→ Dataset items:
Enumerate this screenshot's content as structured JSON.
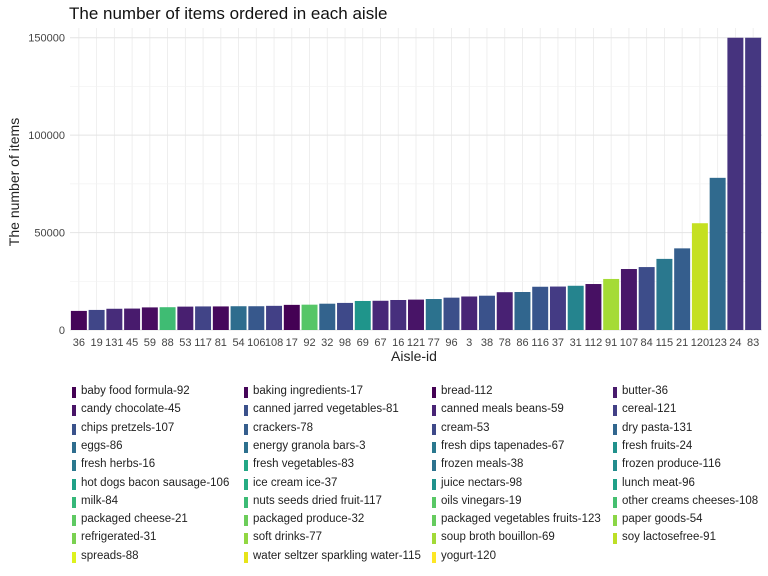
{
  "chart_data": {
    "type": "bar",
    "title": "The number of items ordered in each aisle",
    "xlabel": "Aisle-id",
    "ylabel": "The number of items",
    "ylim": [
      0,
      155000
    ],
    "yticks": [
      0,
      50000,
      100000,
      150000
    ],
    "ytick_labels": [
      "0",
      "50000",
      "100000",
      "150000"
    ],
    "grid": true,
    "legend_position": "bottom",
    "categories": [
      "36",
      "19",
      "131",
      "45",
      "59",
      "88",
      "53",
      "117",
      "81",
      "54",
      "106",
      "108",
      "17",
      "92",
      "32",
      "98",
      "69",
      "67",
      "16",
      "121",
      "77",
      "96",
      "3",
      "38",
      "78",
      "86",
      "116",
      "37",
      "31",
      "112",
      "91",
      "107",
      "84",
      "115",
      "21",
      "120",
      "123",
      "24",
      "83"
    ],
    "values": [
      9800,
      10300,
      10900,
      11000,
      11600,
      11700,
      12000,
      12100,
      12100,
      12200,
      12200,
      12400,
      12900,
      13000,
      13500,
      13900,
      14900,
      15000,
      15400,
      15600,
      15900,
      16600,
      17200,
      17600,
      19400,
      19500,
      22200,
      22300,
      22700,
      23600,
      26200,
      31300,
      32300,
      36500,
      41900,
      54800,
      78100,
      150000,
      150000
    ],
    "color_order": [
      1,
      21,
      12,
      7,
      3,
      38,
      8,
      20,
      2,
      33,
      27,
      19,
      0,
      39,
      30,
      22,
      37,
      11,
      13,
      5,
      34,
      24,
      10,
      25,
      9,
      31,
      26,
      17,
      36,
      4,
      40,
      6,
      23,
      35,
      29,
      41,
      32,
      14,
      15
    ],
    "palette": [
      "#440154",
      "#450559",
      "#46085c",
      "#470d60",
      "#471063",
      "#481467",
      "#481769",
      "#481b6d",
      "#481f70",
      "#482173",
      "#482576",
      "#482878",
      "#472c7a",
      "#472f7d",
      "#46337e",
      "#453781",
      "#453882",
      "#443b84",
      "#433e85",
      "#424086",
      "#414487",
      "#404688",
      "#3e4989",
      "#3d4d8a",
      "#3c4f8a",
      "#3a528b",
      "#38558c",
      "#37588c",
      "#365b8c",
      "#355e8d",
      "#33638d",
      "#31668e",
      "#306a8e",
      "#2e6d8e",
      "#2c728e",
      "#2a788e",
      "#25848e",
      "#1f958b",
      "#3fbc73",
      "#56c667",
      "#a5db36",
      "#c5e021"
    ],
    "legend": [
      "baby food formula-92",
      "candy chocolate-45",
      "chips pretzels-107",
      "eggs-86",
      "fresh herbs-16",
      "hot dogs bacon sausage-106",
      "milk-84",
      "packaged cheese-21",
      "refrigerated-31",
      "spreads-88",
      "baking ingredients-17",
      "canned jarred vegetables-81",
      "crackers-78",
      "energy granola bars-3",
      "fresh vegetables-83",
      "ice cream ice-37",
      "nuts seeds dried fruit-117",
      "packaged produce-32",
      "soft drinks-77",
      "water seltzer sparkling water-115",
      "bread-112",
      "canned meals beans-59",
      "cream-53",
      "fresh dips tapenades-67",
      "frozen meals-38",
      "juice nectars-98",
      "oils vinegars-19",
      "packaged vegetables fruits-123",
      "soup broth bouillon-69",
      "yogurt-120",
      "butter-36",
      "cereal-121",
      "dry pasta-131",
      "fresh fruits-24",
      "frozen produce-116",
      "lunch meat-96",
      "other creams cheeses-108",
      "paper goods-54",
      "soy lactosefree-91"
    ],
    "legend_colors": [
      "#440154",
      "#481467",
      "#3a528b",
      "#2e6d8e",
      "#2a788e",
      "#1fa187",
      "#35b779",
      "#5ec962",
      "#7ad151",
      "#ddf21d",
      "#450559",
      "#3b518b",
      "#355e8d",
      "#2d708e",
      "#22a785",
      "#25ac82",
      "#3cbb75",
      "#6ccd5a",
      "#91d742",
      "#e7e419",
      "#440154",
      "#482475",
      "#3e4989",
      "#2a788e",
      "#2c728e",
      "#20928c",
      "#58c765",
      "#65cb5e",
      "#a2da37",
      "#fde725",
      "#481a6c",
      "#424086",
      "#31668e",
      "#21918c",
      "#228c8d",
      "#1fa088",
      "#45bf70",
      "#8bd646",
      "#bddf26"
    ]
  }
}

→ What you have to do:
Pick out the lines that have the word "meals". Copy them all.

→ The response:
      "canned meals beans-59",
      "frozen meals-38",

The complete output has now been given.